Exercise brief =
Count how many lines of the items below contain the string "label", matching case exactly. Give only the number.

Source material =
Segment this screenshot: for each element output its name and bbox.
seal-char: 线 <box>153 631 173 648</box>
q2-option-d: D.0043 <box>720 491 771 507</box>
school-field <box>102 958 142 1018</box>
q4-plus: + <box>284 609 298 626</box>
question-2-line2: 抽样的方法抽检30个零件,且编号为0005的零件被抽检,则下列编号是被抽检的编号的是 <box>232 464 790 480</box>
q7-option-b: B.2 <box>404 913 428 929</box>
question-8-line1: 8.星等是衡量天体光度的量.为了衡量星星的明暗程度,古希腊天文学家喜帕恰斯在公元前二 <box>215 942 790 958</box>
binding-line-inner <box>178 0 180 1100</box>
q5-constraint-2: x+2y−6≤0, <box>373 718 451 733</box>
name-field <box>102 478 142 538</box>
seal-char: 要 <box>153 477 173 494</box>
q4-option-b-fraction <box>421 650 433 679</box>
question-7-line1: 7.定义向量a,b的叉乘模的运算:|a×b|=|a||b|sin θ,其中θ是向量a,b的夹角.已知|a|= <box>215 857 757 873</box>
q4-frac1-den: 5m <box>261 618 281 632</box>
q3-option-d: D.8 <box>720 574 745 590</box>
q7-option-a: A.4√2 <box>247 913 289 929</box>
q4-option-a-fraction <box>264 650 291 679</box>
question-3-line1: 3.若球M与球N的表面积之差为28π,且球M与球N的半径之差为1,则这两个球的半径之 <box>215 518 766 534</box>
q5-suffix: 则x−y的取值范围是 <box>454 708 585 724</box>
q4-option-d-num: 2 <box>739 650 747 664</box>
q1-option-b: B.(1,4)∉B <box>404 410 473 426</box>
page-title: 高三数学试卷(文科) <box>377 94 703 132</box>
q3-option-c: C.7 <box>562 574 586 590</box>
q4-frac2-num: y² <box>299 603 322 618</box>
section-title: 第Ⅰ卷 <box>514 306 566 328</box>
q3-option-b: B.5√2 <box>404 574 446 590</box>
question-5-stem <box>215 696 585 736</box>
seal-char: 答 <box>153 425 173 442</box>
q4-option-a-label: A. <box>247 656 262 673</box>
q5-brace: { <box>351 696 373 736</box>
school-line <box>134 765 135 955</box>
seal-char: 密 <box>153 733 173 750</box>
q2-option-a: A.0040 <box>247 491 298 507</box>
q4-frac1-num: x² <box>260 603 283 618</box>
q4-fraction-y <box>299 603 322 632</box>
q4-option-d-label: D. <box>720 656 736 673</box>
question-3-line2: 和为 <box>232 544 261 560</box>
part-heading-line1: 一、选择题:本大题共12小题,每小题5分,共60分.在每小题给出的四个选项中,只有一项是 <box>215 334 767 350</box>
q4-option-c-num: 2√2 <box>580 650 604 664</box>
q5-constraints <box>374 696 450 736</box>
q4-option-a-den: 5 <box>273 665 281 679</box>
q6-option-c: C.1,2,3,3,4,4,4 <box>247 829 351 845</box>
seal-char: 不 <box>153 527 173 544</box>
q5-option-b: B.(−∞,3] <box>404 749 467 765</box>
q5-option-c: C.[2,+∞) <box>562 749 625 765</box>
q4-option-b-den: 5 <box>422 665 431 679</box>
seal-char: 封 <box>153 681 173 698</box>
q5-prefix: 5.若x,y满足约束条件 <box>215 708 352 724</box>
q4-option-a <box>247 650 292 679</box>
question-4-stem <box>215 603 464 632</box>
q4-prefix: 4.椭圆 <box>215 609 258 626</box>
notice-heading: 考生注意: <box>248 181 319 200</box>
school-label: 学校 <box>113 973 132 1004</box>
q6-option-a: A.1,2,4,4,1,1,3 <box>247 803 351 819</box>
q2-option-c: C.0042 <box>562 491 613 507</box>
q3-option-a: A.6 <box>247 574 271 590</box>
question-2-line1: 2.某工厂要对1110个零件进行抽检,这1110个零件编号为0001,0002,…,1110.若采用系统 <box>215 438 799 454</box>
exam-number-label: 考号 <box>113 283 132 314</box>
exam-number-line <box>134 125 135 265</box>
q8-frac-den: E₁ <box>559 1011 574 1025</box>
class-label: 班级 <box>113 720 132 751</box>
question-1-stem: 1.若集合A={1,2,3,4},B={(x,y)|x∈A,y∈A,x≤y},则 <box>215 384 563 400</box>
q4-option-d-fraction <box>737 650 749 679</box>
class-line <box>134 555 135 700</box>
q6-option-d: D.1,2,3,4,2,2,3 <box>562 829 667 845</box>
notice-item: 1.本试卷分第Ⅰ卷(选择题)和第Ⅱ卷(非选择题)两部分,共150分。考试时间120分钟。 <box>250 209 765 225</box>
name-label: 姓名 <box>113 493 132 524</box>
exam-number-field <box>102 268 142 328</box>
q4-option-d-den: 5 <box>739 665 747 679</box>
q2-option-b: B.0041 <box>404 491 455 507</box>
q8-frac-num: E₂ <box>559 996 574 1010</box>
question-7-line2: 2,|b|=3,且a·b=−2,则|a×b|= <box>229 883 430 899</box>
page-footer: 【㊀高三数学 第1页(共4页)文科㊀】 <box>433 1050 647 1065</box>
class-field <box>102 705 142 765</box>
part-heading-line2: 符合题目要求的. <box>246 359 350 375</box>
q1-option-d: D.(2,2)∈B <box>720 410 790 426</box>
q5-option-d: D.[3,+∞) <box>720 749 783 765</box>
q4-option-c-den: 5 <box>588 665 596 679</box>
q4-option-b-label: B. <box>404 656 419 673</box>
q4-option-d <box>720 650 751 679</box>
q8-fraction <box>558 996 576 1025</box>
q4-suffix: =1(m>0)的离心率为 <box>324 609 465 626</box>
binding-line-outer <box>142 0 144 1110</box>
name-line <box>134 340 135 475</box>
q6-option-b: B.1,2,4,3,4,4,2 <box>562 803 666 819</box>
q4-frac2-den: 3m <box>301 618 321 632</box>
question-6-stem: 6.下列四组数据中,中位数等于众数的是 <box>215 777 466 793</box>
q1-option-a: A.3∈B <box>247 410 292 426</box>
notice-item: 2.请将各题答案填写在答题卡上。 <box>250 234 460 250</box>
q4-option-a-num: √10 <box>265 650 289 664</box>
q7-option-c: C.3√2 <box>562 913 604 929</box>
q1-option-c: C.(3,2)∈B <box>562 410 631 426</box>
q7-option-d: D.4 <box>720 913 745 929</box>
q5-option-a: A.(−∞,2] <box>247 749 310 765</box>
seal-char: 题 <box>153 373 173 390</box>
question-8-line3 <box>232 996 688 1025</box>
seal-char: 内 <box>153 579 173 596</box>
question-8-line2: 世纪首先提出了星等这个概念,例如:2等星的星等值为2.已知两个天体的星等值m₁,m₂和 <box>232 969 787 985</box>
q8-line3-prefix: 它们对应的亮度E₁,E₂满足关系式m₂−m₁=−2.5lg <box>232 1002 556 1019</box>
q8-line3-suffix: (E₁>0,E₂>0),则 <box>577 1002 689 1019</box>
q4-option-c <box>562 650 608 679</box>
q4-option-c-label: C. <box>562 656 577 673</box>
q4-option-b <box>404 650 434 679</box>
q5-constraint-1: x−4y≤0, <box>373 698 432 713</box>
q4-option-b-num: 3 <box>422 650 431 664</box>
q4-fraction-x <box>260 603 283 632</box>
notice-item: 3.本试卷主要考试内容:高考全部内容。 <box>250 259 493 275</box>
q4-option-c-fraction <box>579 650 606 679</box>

Solution =
8